QUOTED TEXT:

More than having a computer to determine the outcome of the fight, it was necessary to have a seat close enough to the ring in order to appreciate fully what was taking place between the ropes. It is a seemingly frustrating dynamic (for the fans) that appears to be the norm, rather than the exception, for nearly all Mayweather fights.

Put simply, Mayweather is a defensive genius. Mayweather gave Sosa’s right hand nearly no target to hit, as “Pretty Boy’s” left arm and shoulder looked like a protective, backwards L to Sosa, with the shoulder shielding Mayweather’s jaw, the biceps area protecting effectively his ribs and his forearm and glove blocking the lower torso.

Mayweather’s right arm was an equally effective bastion. With the glove positioned near his chin, the right arm was close to the body, with the forearm, biceps and elbow all guarding the ribs and liver against a left hook, while the right glove protected his jaw, flicking down to protect against an uppercut.

Combined with head movement resembling that of a cobra, Mayweather’s slick footwork allowed him to simultaneously dodge most of the unblocked punches, as well as positioning him to land his own quick, accurate left jab and occasional right hand. While not overly powerful, Mayweather’s punches were scored nonetheless, which is the name of the game: hit and not get hit.

Mayweather, now 30-0, with 20 knockouts, has had tremendous success with this formula, winning the WBC super featherweight crown in 1998 and defending it eight times, before capturing the WBC lightweight crown in perhaps his only controversial victory last April against Jose Luis Castillo. Many ringside observers thought Castillo won the bout, and CompuBox scores seemed to buttress their argument, but Mayweather removed all doubts in an October rematch, handing Castillo an emphatic points loss.

TASKS FOR THIS EXERCISE:
1) Repeat the stretch of the Mayweather passage from "Mayweather’s right arm" through "not get hit.", renaming "bastion" as "fortress".
2) According to the Mayweather passage, which parts of Mayweather's body did his left arm and shoulder protect?

ENTRIES SUPPLIED:
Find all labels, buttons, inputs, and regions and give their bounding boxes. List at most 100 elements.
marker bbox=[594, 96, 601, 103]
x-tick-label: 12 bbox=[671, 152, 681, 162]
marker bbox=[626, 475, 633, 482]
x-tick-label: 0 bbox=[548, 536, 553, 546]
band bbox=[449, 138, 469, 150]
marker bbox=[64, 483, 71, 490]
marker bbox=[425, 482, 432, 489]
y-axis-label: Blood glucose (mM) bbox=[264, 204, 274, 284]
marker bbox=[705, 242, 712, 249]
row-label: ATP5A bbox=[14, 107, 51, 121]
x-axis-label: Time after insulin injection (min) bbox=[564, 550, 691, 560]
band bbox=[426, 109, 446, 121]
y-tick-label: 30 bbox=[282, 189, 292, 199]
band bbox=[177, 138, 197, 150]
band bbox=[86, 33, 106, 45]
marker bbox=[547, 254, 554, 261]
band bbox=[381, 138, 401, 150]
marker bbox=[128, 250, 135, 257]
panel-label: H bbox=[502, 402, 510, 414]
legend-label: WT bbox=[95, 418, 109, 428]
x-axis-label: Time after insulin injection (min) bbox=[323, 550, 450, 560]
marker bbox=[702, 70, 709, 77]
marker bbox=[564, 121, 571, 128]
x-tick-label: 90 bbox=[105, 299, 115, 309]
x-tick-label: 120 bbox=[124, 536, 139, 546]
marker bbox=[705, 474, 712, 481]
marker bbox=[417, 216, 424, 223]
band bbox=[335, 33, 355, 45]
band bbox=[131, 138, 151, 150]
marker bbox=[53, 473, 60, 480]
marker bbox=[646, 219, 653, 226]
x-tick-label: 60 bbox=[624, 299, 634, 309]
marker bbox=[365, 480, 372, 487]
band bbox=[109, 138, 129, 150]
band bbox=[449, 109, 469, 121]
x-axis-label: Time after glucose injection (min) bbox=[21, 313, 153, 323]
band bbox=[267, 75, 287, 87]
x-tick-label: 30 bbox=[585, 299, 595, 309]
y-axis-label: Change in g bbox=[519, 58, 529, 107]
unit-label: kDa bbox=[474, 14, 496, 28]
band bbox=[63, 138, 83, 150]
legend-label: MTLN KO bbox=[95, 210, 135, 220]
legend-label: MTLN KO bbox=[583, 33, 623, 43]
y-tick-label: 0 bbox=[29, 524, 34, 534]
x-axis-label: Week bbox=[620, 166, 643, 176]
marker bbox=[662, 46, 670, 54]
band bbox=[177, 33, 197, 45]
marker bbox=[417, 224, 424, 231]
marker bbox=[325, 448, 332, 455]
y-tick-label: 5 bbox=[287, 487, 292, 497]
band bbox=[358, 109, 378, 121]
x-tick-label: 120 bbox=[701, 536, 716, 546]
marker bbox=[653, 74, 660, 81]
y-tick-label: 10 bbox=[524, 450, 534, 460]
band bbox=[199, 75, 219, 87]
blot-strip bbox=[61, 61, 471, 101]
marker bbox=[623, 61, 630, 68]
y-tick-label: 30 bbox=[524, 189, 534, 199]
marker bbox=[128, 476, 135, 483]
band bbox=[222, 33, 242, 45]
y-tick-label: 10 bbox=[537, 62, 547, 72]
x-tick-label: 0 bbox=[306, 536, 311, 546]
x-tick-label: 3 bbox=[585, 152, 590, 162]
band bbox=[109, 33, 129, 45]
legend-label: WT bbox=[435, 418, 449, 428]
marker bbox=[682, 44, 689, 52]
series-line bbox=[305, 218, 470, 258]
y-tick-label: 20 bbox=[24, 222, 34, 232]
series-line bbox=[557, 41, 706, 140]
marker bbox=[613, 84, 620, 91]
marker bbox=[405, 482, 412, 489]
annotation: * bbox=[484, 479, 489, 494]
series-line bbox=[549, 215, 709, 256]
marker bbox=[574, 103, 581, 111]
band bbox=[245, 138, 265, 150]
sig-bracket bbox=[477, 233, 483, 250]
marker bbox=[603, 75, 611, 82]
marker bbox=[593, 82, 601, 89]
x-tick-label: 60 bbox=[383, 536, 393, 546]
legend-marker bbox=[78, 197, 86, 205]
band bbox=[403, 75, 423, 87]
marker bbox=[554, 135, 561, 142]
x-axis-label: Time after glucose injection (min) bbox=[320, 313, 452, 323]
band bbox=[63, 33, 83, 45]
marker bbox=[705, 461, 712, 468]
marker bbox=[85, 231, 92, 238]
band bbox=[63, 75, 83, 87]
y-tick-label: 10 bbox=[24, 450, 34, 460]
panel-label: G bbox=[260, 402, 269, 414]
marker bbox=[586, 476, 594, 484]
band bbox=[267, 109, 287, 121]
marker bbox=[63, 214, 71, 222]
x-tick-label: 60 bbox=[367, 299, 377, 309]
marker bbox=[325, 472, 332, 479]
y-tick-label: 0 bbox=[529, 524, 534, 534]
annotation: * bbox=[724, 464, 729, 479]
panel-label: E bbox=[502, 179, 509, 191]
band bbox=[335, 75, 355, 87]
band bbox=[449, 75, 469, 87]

EXPECTED RESULTS:
1)
Mayweather’s right arm was an equally effective fortress. With the glove positioned near his chin, the right arm was close to the body, with the forearm, biceps and elbow all guarding the ribs and liver against a left hook, while the right glove protected his jaw, flicking down to protect against an uppercut.

Combined with head movement resembling that of a cobra, Mayweather’s slick footwork allowed him to simultaneously dodge most of the unblocked punches, as well as positioning him to land his own quick, accurate left jab and occasional right hand. While not overly powerful, Mayweather’s punches were scored nonetheless, which is the name of the game: hit and not get hit.

2)
- His jaw, shielded by the shoulder
- His ribs, protected by the biceps area
- His lower torso, blocked by the forearm and glove